(Data entries)
>>>>
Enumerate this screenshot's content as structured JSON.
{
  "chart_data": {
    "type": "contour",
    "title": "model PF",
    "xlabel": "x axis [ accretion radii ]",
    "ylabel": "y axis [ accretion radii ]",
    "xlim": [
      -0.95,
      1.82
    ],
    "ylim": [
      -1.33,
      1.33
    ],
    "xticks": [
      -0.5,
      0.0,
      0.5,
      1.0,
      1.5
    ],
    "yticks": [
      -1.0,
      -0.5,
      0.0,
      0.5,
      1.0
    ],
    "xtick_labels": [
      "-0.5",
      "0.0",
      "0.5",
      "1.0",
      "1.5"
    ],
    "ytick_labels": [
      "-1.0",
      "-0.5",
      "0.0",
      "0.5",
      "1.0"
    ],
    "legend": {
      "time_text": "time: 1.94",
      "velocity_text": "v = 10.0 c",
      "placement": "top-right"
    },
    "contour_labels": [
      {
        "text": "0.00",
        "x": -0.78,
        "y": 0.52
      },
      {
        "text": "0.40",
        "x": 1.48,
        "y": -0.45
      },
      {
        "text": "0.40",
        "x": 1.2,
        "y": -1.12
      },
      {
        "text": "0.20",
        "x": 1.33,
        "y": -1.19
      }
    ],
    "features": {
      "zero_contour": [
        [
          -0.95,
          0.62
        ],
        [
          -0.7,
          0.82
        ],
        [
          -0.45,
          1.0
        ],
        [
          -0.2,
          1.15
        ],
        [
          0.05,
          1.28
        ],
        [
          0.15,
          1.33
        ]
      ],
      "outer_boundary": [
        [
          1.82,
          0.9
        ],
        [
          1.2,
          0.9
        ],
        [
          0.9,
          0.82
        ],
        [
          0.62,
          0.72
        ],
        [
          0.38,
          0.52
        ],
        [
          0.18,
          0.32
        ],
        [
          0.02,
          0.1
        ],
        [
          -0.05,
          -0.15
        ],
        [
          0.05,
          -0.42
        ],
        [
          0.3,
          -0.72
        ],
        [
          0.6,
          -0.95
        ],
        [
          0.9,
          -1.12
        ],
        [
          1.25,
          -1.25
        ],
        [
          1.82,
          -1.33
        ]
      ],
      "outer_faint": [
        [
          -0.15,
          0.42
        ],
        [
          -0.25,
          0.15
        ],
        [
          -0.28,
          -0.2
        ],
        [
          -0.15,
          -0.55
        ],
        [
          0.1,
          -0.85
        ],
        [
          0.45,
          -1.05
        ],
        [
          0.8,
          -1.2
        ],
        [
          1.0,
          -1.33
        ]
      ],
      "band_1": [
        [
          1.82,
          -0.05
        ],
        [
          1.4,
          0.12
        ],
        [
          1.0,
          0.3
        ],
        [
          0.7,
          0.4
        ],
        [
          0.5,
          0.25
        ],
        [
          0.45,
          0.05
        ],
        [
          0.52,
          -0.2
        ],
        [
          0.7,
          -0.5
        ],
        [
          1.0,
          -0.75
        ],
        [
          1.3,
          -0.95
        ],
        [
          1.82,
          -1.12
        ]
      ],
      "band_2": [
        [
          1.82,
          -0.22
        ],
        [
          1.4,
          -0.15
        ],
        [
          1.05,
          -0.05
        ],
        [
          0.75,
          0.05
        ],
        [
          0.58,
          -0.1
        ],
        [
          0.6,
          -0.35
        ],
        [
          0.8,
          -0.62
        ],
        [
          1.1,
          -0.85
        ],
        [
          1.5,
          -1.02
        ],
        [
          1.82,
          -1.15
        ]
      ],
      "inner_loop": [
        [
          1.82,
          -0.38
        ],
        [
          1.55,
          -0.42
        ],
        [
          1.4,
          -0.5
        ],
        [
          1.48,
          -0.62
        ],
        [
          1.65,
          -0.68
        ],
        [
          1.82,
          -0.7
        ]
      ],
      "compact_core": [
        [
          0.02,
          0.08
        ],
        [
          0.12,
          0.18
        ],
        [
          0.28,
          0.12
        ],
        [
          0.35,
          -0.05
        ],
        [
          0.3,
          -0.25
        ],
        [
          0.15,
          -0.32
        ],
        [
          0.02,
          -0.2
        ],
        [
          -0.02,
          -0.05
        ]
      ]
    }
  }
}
<<<<
• Aim of the exercise:
From the records above, extract each line exactly as shown.

• Complete output:
Enumerate this screenshot's content as structured JSON.
{
  "chart_data": {
    "type": "contour",
    "title": "model PF",
    "xlabel": "x axis [ accretion radii ]",
    "ylabel": "y axis [ accretion radii ]",
    "xlim": [
      -0.95,
      1.82
    ],
    "ylim": [
      -1.33,
      1.33
    ],
    "xticks": [
      -0.5,
      0.0,
      0.5,
      1.0,
      1.5
    ],
    "yticks": [
      -1.0,
      -0.5,
      0.0,
      0.5,
      1.0
    ],
    "xtick_labels": [
      "-0.5",
      "0.0",
      "0.5",
      "1.0",
      "1.5"
    ],
    "ytick_labels": [
      "-1.0",
      "-0.5",
      "0.0",
      "0.5",
      "1.0"
    ],
    "legend": {
      "time_text": "time: 1.94",
      "velocity_text": "v = 10.0 c",
      "placement": "top-right"
    },
    "contour_labels": [
      {
        "text": "0.00",
        "x": -0.78,
        "y": 0.52
      },
      {
        "text": "0.40",
        "x": 1.48,
        "y": -0.45
      },
      {
        "text": "0.40",
        "x": 1.2,
        "y": -1.12
      },
      {
        "text": "0.20",
        "x": 1.33,
        "y": -1.19
      }
    ],
    "features": {
      "zero_contour": [
        [
          -0.95,
          0.62
        ],
        [
          -0.7,
          0.82
        ],
        [
          -0.45,
          1.0
        ],
        [
          -0.2,
          1.15
        ],
        [
          0.05,
          1.28
        ],
        [
          0.15,
          1.33
        ]
      ],
      "outer_boundary": [
        [
          1.82,
          0.9
        ],
        [
          1.2,
          0.9
        ],
        [
          0.9,
          0.82
        ],
        [
          0.62,
          0.72
        ],
        [
          0.38,
          0.52
        ],
        [
          0.18,
          0.32
        ],
        [
          0.02,
          0.1
        ],
        [
          -0.05,
          -0.15
        ],
        [
          0.05,
          -0.42
        ],
        [
          0.3,
          -0.72
        ],
        [
          0.6,
          -0.95
        ],
        [
          0.9,
          -1.12
        ],
        [
          1.25,
          -1.25
        ],
        [
          1.82,
          -1.33
        ]
      ],
      "outer_faint": [
        [
          -0.15,
          0.42
        ],
        [
          -0.25,
          0.15
        ],
        [
          -0.28,
          -0.2
        ],
        [
          -0.15,
          -0.55
        ],
        [
          0.1,
          -0.85
        ],
        [
          0.45,
          -1.05
        ],
        [
          0.8,
          -1.2
        ],
        [
          1.0,
          -1.33
        ]
      ],
      "band_1": [
        [
          1.82,
          -0.05
        ],
        [
          1.4,
          0.12
        ],
        [
          1.0,
          0.3
        ],
        [
          0.7,
          0.4
        ],
        [
          0.5,
          0.25
        ],
        [
          0.45,
          0.05
        ],
        [
          0.52,
          -0.2
        ],
        [
          0.7,
          -0.5
        ],
        [
          1.0,
          -0.75
        ],
        [
          1.3,
          -0.95
        ],
        [
          1.82,
          -1.12
        ]
      ],
      "band_2": [
        [
          1.82,
          -0.22
        ],
        [
          1.4,
          -0.15
        ],
        [
          1.05,
          -0.05
        ],
        [
          0.75,
          0.05
        ],
        [
          0.58,
          -0.1
        ],
        [
          0.6,
          -0.35
        ],
        [
          0.8,
          -0.62
        ],
        [
          1.1,
          -0.85
        ],
        [
          1.5,
          -1.02
        ],
        [
          1.82,
          -1.15
        ]
      ],
      "inner_loop": [
        [
          1.82,
          -0.38
        ],
        [
          1.55,
          -0.42
        ],
        [
          1.4,
          -0.5
        ],
        [
          1.48,
          -0.62
        ],
        [
          1.65,
          -0.68
        ],
        [
          1.82,
          -0.7
        ]
      ],
      "compact_core": [
        [
          0.02,
          0.08
        ],
        [
          0.12,
          0.18
        ],
        [
          0.28,
          0.12
        ],
        [
          0.35,
          -0.05
        ],
        [
          0.3,
          -0.25
        ],
        [
          0.15,
          -0.32
        ],
        [
          0.02,
          -0.2
        ],
        [
          -0.02,
          -0.05
        ]
      ]
    }
  }
}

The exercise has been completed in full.